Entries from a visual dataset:
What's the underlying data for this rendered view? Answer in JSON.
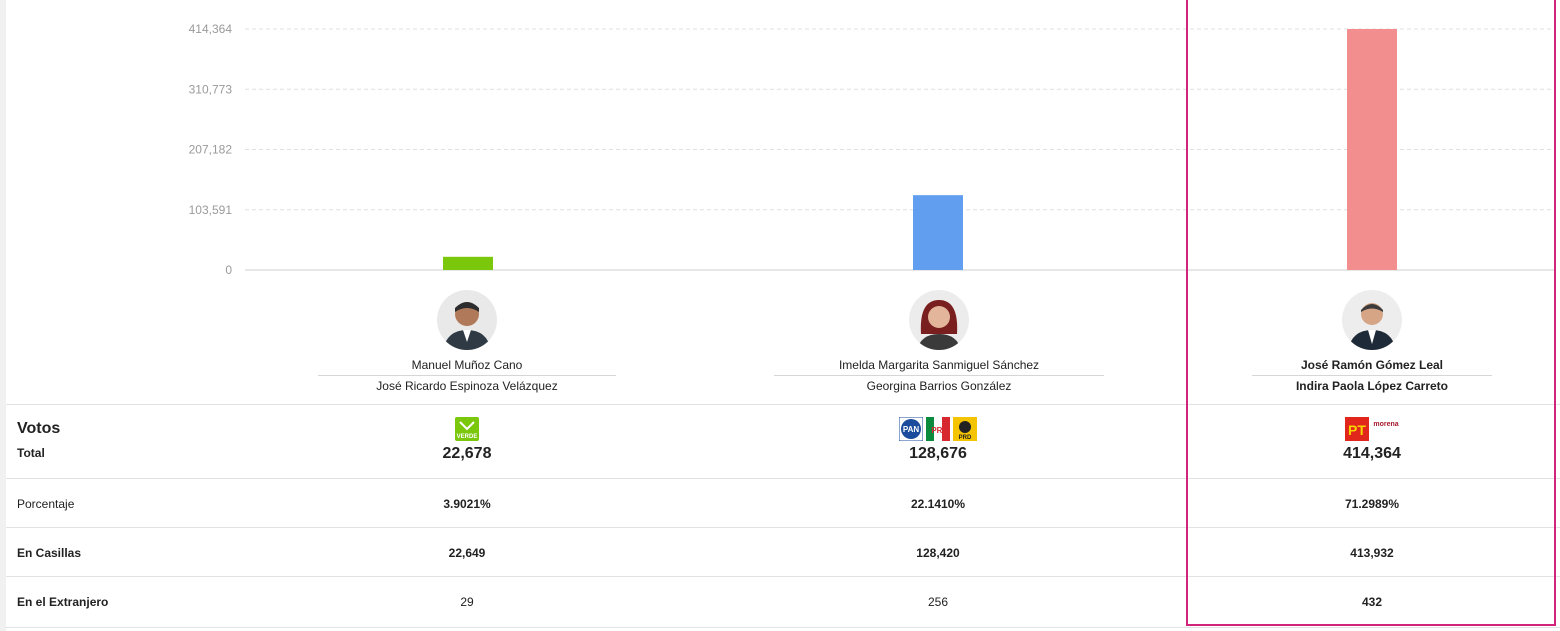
{
  "chart_data": {
    "type": "bar",
    "categories": [
      "Manuel Muñoz Cano",
      "Imelda Margarita Sanmiguel Sánchez",
      "José Ramón Gómez Leal"
    ],
    "values": [
      22678,
      128676,
      414364
    ],
    "colors": [
      "#7ac70c",
      "#629ef0",
      "#f28e8e"
    ],
    "yticks": [
      "414,364",
      "310,773",
      "207,182",
      "103,591",
      "0"
    ],
    "ytick_values": [
      414364,
      310773,
      207182,
      103591,
      0
    ],
    "ylim": [
      0,
      414364
    ]
  },
  "candidates": [
    {
      "name": "Manuel Muñoz Cano",
      "substitute": "José Ricardo Espinoza Velázquez",
      "logo": "verde-logo",
      "total": "22,678",
      "percent": "3.9021%",
      "casillas": "22,649",
      "extranjero": "29"
    },
    {
      "name": "Imelda Margarita Sanmiguel Sánchez",
      "substitute": "Georgina Barrios González",
      "logo": "pan-pri-prd-logos",
      "total": "128,676",
      "percent": "22.1410%",
      "casillas": "128,420",
      "extranjero": "256"
    },
    {
      "name": "José Ramón Gómez Leal",
      "substitute": "Indira Paola López Carreto",
      "logo": "pt-morena-logos",
      "total": "414,364",
      "percent": "71.2989%",
      "casillas": "413,932",
      "extranjero": "432"
    }
  ],
  "labels": {
    "votos": "Votos",
    "total": "Total",
    "porcentaje": "Porcentaje",
    "casillas": "En Casillas",
    "extranjero": "En el Extranjero",
    "verde": "VERDE",
    "pan": "PAN",
    "pri": "PRI",
    "prd": "PRD",
    "pt": "PT",
    "morena": "morena"
  },
  "accent": "#d3247d"
}
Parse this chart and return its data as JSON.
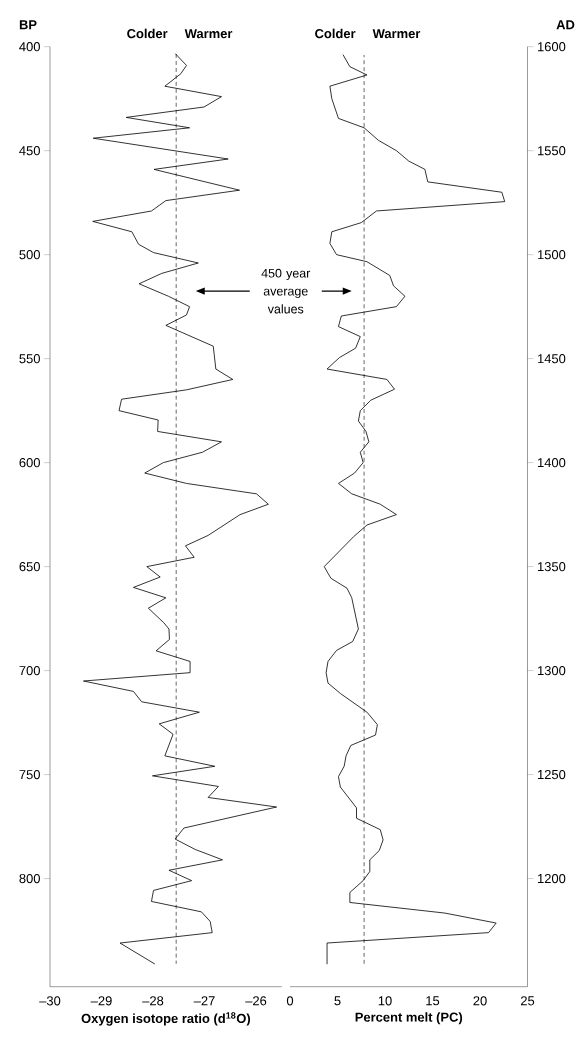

Exercise directions:
Quote the full listing above word for word; exclude every picture from the copy.

Problem solution:
What's the underlying data for this rendered view? Answer in JSON.
{
  "chart_data": {
    "type": "bar",
    "categories": [
      "Manuel Muñoz Cano",
      "Imelda Margarita Sanmiguel Sánchez",
      "José Ramón Gómez Leal"
    ],
    "values": [
      22678,
      128676,
      414364
    ],
    "colors": [
      "#7ac70c",
      "#629ef0",
      "#f28e8e"
    ],
    "yticks": [
      "414,364",
      "310,773",
      "207,182",
      "103,591",
      "0"
    ],
    "ytick_values": [
      414364,
      310773,
      207182,
      103591,
      0
    ],
    "ylim": [
      0,
      414364
    ]
  },
  "candidates": [
    {
      "name": "Manuel Muñoz Cano",
      "substitute": "José Ricardo Espinoza Velázquez",
      "logo": "verde-logo",
      "total": "22,678",
      "percent": "3.9021%",
      "casillas": "22,649",
      "extranjero": "29"
    },
    {
      "name": "Imelda Margarita Sanmiguel Sánchez",
      "substitute": "Georgina Barrios González",
      "logo": "pan-pri-prd-logos",
      "total": "128,676",
      "percent": "22.1410%",
      "casillas": "128,420",
      "extranjero": "256"
    },
    {
      "name": "José Ramón Gómez Leal",
      "substitute": "Indira Paola López Carreto",
      "logo": "pt-morena-logos",
      "total": "414,364",
      "percent": "71.2989%",
      "casillas": "413,932",
      "extranjero": "432"
    }
  ],
  "labels": {
    "votos": "Votos",
    "total": "Total",
    "porcentaje": "Porcentaje",
    "casillas": "En Casillas",
    "extranjero": "En el Extranjero",
    "verde": "VERDE",
    "pan": "PAN",
    "pri": "PRI",
    "prd": "PRD",
    "pt": "PT",
    "morena": "morena"
  },
  "accent": "#d3247d"
}
Parse this chart and return its data as JSON.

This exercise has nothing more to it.